***** DATA FOR THE TASK *****

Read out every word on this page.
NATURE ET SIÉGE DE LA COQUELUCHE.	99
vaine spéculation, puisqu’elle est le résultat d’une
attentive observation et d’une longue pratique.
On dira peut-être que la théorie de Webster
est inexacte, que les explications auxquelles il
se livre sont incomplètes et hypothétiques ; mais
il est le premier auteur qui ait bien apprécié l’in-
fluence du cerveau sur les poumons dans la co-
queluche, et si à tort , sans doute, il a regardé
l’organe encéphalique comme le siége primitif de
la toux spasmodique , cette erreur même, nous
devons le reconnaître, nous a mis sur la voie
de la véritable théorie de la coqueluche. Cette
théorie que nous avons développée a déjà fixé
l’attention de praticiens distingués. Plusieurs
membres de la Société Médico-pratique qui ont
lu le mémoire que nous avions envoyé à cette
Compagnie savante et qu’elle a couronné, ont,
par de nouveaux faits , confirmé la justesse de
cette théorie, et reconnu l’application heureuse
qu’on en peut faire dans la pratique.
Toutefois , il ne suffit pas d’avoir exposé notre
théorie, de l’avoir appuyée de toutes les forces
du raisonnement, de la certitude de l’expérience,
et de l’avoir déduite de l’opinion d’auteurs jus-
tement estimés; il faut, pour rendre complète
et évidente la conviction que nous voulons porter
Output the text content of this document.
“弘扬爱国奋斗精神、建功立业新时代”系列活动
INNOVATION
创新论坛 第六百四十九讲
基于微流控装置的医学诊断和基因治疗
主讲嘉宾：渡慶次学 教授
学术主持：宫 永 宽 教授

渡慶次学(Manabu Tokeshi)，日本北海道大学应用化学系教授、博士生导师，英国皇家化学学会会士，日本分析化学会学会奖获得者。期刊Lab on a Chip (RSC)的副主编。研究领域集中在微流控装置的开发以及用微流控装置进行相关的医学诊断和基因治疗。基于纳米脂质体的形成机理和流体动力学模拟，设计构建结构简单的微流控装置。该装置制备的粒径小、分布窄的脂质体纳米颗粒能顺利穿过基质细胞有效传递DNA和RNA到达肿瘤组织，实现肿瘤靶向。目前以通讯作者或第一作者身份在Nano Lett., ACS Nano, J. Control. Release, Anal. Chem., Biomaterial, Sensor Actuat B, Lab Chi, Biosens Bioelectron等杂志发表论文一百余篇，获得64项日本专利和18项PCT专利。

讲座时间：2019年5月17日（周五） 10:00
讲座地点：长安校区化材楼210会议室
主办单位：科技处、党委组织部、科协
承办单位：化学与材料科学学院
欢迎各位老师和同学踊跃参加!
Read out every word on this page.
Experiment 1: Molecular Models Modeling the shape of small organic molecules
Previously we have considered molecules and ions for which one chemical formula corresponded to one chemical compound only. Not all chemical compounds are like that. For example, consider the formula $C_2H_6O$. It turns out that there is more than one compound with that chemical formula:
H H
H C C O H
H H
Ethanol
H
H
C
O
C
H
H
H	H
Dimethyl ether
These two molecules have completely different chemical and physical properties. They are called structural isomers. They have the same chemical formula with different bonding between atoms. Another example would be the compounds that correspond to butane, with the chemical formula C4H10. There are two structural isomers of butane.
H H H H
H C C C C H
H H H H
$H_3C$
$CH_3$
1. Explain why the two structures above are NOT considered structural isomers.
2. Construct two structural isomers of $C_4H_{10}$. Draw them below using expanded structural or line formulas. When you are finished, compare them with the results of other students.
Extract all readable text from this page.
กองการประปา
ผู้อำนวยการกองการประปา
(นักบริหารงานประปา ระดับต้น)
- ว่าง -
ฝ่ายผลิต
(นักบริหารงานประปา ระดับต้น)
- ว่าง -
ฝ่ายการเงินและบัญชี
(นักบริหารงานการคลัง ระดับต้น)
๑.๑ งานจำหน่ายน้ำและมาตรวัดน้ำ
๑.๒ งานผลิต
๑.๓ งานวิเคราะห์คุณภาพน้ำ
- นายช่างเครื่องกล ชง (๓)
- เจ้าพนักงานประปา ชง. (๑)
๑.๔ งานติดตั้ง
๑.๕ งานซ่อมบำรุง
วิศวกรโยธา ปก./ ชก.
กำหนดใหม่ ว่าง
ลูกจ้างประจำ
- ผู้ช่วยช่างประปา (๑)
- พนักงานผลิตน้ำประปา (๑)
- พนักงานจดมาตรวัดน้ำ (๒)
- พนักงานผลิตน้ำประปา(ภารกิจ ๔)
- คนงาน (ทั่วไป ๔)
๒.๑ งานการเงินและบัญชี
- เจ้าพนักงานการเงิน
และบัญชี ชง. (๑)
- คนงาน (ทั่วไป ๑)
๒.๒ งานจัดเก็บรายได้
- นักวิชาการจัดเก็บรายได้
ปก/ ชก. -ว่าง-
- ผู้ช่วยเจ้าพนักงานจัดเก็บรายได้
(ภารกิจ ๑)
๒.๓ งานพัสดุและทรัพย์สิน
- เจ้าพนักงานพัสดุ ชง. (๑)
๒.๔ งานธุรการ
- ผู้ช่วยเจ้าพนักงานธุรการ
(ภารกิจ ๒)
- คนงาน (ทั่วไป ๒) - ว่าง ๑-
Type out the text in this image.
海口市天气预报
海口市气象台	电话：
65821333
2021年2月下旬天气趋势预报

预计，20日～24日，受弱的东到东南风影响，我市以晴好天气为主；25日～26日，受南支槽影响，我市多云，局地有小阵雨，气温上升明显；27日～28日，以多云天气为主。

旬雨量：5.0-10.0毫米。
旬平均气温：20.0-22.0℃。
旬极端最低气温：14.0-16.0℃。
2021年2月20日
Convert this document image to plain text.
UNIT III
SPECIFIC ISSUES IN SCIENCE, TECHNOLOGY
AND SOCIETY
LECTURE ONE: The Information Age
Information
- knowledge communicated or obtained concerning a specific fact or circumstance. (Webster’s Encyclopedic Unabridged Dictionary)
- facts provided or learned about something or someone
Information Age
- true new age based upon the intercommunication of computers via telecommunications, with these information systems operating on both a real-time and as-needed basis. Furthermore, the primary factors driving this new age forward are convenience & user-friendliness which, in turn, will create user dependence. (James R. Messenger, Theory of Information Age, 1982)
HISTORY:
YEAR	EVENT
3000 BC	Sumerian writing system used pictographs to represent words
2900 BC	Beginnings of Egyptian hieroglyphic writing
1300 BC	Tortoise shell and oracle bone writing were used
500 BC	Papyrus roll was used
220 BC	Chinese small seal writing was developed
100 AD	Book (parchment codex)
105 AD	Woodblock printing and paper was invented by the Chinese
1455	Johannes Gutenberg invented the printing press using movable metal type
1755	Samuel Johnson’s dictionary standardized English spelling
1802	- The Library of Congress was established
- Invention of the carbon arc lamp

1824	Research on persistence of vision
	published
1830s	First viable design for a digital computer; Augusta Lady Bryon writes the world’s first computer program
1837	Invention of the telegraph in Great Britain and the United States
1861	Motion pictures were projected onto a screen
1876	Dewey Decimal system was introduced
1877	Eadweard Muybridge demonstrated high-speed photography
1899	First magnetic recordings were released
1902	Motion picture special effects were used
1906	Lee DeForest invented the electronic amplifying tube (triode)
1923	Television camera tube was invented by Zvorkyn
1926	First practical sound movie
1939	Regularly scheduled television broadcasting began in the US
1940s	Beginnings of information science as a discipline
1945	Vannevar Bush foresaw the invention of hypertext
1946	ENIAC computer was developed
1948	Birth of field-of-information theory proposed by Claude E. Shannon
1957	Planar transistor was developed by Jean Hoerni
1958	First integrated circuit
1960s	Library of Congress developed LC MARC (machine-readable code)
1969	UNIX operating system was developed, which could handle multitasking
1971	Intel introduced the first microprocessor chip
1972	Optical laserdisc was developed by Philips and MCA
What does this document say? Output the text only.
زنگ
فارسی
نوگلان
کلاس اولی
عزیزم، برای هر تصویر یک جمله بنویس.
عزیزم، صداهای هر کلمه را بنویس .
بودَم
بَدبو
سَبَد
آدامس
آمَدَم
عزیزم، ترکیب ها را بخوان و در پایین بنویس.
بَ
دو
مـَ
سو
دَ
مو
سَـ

*****

Take every line from the data that contains the word "คนงาน".

■ PROBLEM SOLUTION:
- คนงาน (ทั่วไป ๔)
- คนงาน (ทั่วไป ๑)
- คนงาน (ทั่วไป ๒) - ว่าง ๑-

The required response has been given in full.